**Stated goal:** Can you write out the whole listing exactly?

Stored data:
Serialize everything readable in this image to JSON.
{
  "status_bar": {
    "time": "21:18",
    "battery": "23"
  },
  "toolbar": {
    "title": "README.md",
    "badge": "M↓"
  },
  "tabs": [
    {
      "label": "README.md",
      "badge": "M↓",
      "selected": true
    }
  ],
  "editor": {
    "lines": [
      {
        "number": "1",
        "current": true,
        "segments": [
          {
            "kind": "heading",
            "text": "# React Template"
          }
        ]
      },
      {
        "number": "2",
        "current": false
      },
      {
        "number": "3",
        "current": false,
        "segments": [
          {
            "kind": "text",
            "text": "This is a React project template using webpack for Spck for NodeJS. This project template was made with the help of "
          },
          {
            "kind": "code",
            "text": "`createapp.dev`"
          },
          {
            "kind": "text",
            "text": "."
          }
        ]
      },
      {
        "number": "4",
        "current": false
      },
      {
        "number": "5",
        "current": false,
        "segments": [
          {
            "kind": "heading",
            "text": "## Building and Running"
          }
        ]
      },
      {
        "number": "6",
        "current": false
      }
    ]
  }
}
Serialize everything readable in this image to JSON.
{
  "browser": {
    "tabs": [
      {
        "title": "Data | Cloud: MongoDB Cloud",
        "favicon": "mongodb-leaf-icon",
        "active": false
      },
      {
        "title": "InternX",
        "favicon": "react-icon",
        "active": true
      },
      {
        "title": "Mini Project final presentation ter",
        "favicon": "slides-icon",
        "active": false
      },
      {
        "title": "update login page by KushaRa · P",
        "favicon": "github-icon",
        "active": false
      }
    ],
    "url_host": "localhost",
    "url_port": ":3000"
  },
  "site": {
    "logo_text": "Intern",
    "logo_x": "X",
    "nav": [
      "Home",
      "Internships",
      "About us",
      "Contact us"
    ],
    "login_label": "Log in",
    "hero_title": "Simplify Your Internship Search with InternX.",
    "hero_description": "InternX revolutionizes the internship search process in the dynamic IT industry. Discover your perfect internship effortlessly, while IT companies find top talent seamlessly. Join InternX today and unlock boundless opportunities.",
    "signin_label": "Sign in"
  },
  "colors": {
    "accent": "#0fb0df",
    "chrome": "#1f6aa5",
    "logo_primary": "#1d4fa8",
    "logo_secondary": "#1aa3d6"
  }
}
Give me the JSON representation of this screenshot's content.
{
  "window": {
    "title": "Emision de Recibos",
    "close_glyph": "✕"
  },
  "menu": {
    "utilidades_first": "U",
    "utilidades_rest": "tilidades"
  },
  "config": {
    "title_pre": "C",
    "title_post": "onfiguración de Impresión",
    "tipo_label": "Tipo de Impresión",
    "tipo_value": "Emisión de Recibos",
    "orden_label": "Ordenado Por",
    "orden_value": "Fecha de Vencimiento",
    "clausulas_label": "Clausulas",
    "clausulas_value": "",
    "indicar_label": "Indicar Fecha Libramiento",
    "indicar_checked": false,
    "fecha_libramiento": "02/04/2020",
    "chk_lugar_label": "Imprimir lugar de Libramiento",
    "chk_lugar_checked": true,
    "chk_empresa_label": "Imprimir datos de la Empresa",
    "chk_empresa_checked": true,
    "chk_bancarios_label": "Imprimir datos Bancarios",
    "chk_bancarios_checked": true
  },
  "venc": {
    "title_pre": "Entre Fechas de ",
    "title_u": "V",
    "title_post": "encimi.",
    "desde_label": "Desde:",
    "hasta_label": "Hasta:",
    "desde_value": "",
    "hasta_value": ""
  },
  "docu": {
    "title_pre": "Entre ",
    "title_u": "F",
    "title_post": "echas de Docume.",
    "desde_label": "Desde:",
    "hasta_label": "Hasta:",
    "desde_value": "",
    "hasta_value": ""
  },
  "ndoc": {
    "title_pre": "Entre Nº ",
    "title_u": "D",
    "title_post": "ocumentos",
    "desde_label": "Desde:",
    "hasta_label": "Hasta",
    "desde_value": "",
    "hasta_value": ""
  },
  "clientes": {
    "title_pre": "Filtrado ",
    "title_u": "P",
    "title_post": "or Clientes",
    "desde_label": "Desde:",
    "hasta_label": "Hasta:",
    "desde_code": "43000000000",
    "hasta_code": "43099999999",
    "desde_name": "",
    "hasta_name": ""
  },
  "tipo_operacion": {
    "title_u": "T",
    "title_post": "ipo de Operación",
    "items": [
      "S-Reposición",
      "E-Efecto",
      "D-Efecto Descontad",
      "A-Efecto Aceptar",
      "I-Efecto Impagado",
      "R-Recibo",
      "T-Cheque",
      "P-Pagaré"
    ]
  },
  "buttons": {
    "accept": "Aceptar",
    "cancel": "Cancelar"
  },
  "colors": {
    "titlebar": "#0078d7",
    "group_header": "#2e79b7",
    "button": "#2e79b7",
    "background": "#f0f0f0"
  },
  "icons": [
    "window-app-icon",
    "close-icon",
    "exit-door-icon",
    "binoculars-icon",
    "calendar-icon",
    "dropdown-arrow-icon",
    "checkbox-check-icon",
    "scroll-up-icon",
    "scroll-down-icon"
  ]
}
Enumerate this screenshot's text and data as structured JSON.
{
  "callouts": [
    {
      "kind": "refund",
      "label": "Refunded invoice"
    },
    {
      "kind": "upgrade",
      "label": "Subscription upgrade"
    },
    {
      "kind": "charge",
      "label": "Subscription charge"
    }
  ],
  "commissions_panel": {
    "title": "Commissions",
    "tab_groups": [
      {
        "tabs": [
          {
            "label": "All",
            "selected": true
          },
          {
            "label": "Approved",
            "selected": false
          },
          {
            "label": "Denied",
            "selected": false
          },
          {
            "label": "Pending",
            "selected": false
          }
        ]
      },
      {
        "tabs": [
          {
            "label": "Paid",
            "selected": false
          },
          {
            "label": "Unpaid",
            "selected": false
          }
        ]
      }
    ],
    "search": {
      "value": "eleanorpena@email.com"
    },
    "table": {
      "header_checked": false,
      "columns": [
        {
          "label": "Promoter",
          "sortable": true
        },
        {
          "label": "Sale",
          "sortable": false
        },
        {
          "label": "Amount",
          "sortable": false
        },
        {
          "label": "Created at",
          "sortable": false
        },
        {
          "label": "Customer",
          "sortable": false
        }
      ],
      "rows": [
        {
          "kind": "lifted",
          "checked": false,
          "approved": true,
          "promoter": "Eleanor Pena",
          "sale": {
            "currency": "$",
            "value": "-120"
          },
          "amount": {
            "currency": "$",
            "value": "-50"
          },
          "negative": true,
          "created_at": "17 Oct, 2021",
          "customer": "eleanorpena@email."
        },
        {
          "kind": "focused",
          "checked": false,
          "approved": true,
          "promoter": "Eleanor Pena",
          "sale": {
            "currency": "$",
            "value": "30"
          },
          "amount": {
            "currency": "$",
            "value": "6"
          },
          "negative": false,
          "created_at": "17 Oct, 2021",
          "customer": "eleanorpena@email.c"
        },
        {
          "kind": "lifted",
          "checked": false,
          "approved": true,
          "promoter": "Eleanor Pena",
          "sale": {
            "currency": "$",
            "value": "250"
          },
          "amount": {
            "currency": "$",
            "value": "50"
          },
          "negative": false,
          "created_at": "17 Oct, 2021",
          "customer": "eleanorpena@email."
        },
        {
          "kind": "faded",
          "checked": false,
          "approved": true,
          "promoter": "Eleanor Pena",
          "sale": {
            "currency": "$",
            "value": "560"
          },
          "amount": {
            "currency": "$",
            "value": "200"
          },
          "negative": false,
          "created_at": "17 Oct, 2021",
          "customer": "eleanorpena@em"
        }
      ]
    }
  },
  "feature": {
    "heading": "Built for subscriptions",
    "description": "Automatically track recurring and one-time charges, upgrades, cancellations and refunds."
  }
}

**Task response:**
Serialize everything readable in this image to JSON.
{
  "status_bar": {
    "time": "21:18",
    "battery": "23"
  },
  "toolbar": {
    "title": "README.md",
    "badge": "M↓"
  },
  "tabs": [
    {
      "label": "README.md",
      "badge": "M↓",
      "selected": true
    }
  ],
  "editor": {
    "lines": [
      {
        "number": "1",
        "current": true,
        "segments": [
          {
            "kind": "heading",
            "text": "# React Template"
          }
        ]
      },
      {
        "number": "2",
        "current": false
      },
      {
        "number": "3",
        "current": false,
        "segments": [
          {
            "kind": "text",
            "text": "This is a React project template using webpack for Spck for NodeJS. This project template was made with the help of "
          },
          {
            "kind": "code",
            "text": "`createapp.dev`"
          },
          {
            "kind": "text",
            "text": "."
          }
        ]
      },
      {
        "number": "4",
        "current": false
      },
      {
        "number": "5",
        "current": false,
        "segments": [
          {
            "kind": "heading",
            "text": "## Building and Running"
          }
        ]
      },
      {
        "number": "6",
        "current": false
      }
    ]
  }
}
Serialize everything readable in this image to JSON.
{
  "browser": {
    "tabs": [
      {
        "title": "Data | Cloud: MongoDB Cloud",
        "favicon": "mongodb-leaf-icon",
        "active": false
      },
      {
        "title": "InternX",
        "favicon": "react-icon",
        "active": true
      },
      {
        "title": "Mini Project final presentation ter",
        "favicon": "slides-icon",
        "active": false
      },
      {
        "title": "update login page by KushaRa · P",
        "favicon": "github-icon",
        "active": false
      }
    ],
    "url_host": "localhost",
    "url_port": ":3000"
  },
  "site": {
    "logo_text": "Intern",
    "logo_x": "X",
    "nav": [
      "Home",
      "Internships",
      "About us",
      "Contact us"
    ],
    "login_label": "Log in",
    "hero_title": "Simplify Your Internship Search with InternX.",
    "hero_description": "InternX revolutionizes the internship search process in the dynamic IT industry. Discover your perfect internship effortlessly, while IT companies find top talent seamlessly. Join InternX today and unlock boundless opportunities.",
    "signin_label": "Sign in"
  },
  "colors": {
    "accent": "#0fb0df",
    "chrome": "#1f6aa5",
    "logo_primary": "#1d4fa8",
    "logo_secondary": "#1aa3d6"
  }
}
Give me the JSON representation of this screenshot's content.
{
  "window": {
    "title": "Emision de Recibos",
    "close_glyph": "✕"
  },
  "menu": {
    "utilidades_first": "U",
    "utilidades_rest": "tilidades"
  },
  "config": {
    "title_pre": "C",
    "title_post": "onfiguración de Impresión",
    "tipo_label": "Tipo de Impresión",
    "tipo_value": "Emisión de Recibos",
    "orden_label": "Ordenado Por",
    "orden_value": "Fecha de Vencimiento",
    "clausulas_label": "Clausulas",
    "clausulas_value": "",
    "indicar_label": "Indicar Fecha Libramiento",
    "indicar_checked": false,
    "fecha_libramiento": "02/04/2020",
    "chk_lugar_label": "Imprimir lugar de Libramiento",
    "chk_lugar_checked": true,
    "chk_empresa_label": "Imprimir datos de la Empresa",
    "chk_empresa_checked": true,
    "chk_bancarios_label": "Imprimir datos Bancarios",
    "chk_bancarios_checked": true
  },
  "venc": {
    "title_pre": "Entre Fechas de ",
    "title_u": "V",
    "title_post": "encimi.",
    "desde_label": "Desde:",
    "hasta_label": "Hasta:",
    "desde_value": "",
    "hasta_value": ""
  },
  "docu": {
    "title_pre": "Entre ",
    "title_u": "F",
    "title_post": "echas de Docume.",
    "desde_label": "Desde:",
    "hasta_label": "Hasta:",
    "desde_value": "",
    "hasta_value": ""
  },
  "ndoc": {
    "title_pre": "Entre Nº ",
    "title_u": "D",
    "title_post": "ocumentos",
    "desde_label": "Desde:",
    "hasta_label": "Hasta",
    "desde_value": "",
    "hasta_value": ""
  },
  "clientes": {
    "title_pre": "Filtrado ",
    "title_u": "P",
    "title_post": "or Clientes",
    "desde_label": "Desde:",
    "hasta_label": "Hasta:",
    "desde_code": "43000000000",
    "hasta_code": "43099999999",
    "desde_name": "",
    "hasta_name": ""
  },
  "tipo_operacion": {
    "title_u": "T",
    "title_post": "ipo de Operación",
    "items": [
      "S-Reposición",
      "E-Efecto",
      "D-Efecto Descontad",
      "A-Efecto Aceptar",
      "I-Efecto Impagado",
      "R-Recibo",
      "T-Cheque",
      "P-Pagaré"
    ]
  },
  "buttons": {
    "accept": "Aceptar",
    "cancel": "Cancelar"
  },
  "colors": {
    "titlebar": "#0078d7",
    "group_header": "#2e79b7",
    "button": "#2e79b7",
    "background": "#f0f0f0"
  },
  "icons": [
    "window-app-icon",
    "close-icon",
    "exit-door-icon",
    "binoculars-icon",
    "calendar-icon",
    "dropdown-arrow-icon",
    "checkbox-check-icon",
    "scroll-up-icon",
    "scroll-down-icon"
  ]
}
Enumerate this screenshot's text and data as structured JSON.
{
  "callouts": [
    {
      "kind": "refund",
      "label": "Refunded invoice"
    },
    {
      "kind": "upgrade",
      "label": "Subscription upgrade"
    },
    {
      "kind": "charge",
      "label": "Subscription charge"
    }
  ],
  "commissions_panel": {
    "title": "Commissions",
    "tab_groups": [
      {
        "tabs": [
          {
            "label": "All",
            "selected": true
          },
          {
            "label": "Approved",
            "selected": false
          },
          {
            "label": "Denied",
            "selected": false
          },
          {
            "label": "Pending",
            "selected": false
          }
        ]
      },
      {
        "tabs": [
          {
            "label": "Paid",
            "selected": false
          },
          {
            "label": "Unpaid",
            "selected": false
          }
        ]
      }
    ],
    "search": {
      "value": "eleanorpena@email.com"
    },
    "table": {
      "header_checked": false,
      "columns": [
        {
          "label": "Promoter",
          "sortable": true
        },
        {
          "label": "Sale",
          "sortable": false
        },
        {
          "label": "Amount",
          "sortable": false
        },
        {
          "label": "Created at",
          "sortable": false
        },
        {
          "label": "Customer",
          "sortable": false
        }
      ],
      "rows": [
        {
          "kind": "lifted",
          "checked": false,
          "approved": true,
          "promoter": "Eleanor Pena",
          "sale": {
            "currency": "$",
            "value": "-120"
          },
          "amount": {
            "currency": "$",
            "value": "-50"
          },
          "negative": true,
          "created_at": "17 Oct, 2021",
          "customer": "eleanorpena@email."
        },
        {
          "kind": "focused",
          "checked": false,
          "approved": true,
          "promoter": "Eleanor Pena",
          "sale": {
            "currency": "$",
            "value": "30"
          },
          "amount": {
            "currency": "$",
            "value": "6"
          },
          "negative": false,
          "created_at": "17 Oct, 2021",
          "customer": "eleanorpena@email.c"
        },
        {
          "kind": "lifted",
          "checked": false,
          "approved": true,
          "promoter": "Eleanor Pena",
          "sale": {
            "currency": "$",
            "value": "250"
          },
          "amount": {
            "currency": "$",
            "value": "50"
          },
          "negative": false,
          "created_at": "17 Oct, 2021",
          "customer": "eleanorpena@email."
        },
        {
          "kind": "faded",
          "checked": false,
          "approved": true,
          "promoter": "Eleanor Pena",
          "sale": {
            "currency": "$",
            "value": "560"
          },
          "amount": {
            "currency": "$",
            "value": "200"
          },
          "negative": false,
          "created_at": "17 Oct, 2021",
          "customer": "eleanorpena@em"
        }
      ]
    }
  },
  "feature": {
    "heading": "Built for subscriptions",
    "description": "Automatically track recurring and one-time charges, upgrades, cancellations and refunds."
  }
}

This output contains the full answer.